═══ Excerpted data ═══
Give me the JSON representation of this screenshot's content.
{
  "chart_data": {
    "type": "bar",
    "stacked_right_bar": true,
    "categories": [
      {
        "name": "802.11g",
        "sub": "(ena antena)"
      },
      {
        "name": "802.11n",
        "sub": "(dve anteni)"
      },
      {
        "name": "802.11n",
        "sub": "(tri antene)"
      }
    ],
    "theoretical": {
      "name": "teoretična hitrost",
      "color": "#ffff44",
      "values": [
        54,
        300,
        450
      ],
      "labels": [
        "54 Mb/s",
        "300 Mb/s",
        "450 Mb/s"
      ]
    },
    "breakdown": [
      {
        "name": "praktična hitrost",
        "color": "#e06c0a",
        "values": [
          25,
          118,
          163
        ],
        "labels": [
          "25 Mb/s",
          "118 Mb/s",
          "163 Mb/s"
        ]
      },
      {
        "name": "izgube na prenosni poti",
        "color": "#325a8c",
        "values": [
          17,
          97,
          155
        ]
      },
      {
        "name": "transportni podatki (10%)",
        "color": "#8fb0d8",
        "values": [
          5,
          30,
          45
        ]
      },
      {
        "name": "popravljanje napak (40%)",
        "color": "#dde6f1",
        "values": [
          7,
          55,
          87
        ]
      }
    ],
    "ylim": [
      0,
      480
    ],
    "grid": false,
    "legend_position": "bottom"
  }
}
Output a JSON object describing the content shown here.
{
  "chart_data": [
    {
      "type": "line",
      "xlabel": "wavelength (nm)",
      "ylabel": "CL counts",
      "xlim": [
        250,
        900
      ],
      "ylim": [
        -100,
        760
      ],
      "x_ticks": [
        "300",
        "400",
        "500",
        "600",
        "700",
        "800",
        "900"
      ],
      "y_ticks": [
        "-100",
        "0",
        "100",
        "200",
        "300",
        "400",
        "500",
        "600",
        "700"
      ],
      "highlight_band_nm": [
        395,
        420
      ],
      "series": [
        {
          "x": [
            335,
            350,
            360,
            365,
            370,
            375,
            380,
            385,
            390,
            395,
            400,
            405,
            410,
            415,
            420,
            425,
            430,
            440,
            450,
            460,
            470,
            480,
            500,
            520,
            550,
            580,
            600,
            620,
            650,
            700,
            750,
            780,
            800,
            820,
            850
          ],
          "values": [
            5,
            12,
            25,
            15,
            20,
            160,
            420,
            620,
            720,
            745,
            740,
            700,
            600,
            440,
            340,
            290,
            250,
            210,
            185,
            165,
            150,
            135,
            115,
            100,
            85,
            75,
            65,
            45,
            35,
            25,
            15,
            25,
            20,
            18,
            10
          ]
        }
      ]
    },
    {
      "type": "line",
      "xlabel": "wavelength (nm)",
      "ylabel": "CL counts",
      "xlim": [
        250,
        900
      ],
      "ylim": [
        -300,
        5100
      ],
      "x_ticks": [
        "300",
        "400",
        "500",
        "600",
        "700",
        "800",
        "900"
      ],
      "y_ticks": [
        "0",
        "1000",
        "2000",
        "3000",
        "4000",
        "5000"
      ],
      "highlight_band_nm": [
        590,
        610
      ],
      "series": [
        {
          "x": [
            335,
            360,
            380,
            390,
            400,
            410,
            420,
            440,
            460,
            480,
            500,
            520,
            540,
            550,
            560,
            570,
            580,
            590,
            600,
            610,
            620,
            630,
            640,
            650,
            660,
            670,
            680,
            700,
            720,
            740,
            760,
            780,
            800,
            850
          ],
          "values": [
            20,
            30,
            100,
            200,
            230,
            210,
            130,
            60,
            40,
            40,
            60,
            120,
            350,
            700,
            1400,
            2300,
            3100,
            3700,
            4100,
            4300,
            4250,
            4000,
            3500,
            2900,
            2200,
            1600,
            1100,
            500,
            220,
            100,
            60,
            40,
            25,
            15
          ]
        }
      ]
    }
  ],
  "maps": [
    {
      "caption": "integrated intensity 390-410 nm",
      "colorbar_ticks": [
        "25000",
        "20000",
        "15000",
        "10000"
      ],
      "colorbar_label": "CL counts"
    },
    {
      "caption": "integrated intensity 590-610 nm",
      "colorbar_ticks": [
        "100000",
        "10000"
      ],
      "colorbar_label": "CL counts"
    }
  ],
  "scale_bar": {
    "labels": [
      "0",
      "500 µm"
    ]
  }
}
═══
* _Task goal_: Locate all lines that include the word "caption" and copy them out.

* _Reply_:
      "caption": "integrated intensity 390-410 nm",
      "caption": "integrated intensity 590-610 nm",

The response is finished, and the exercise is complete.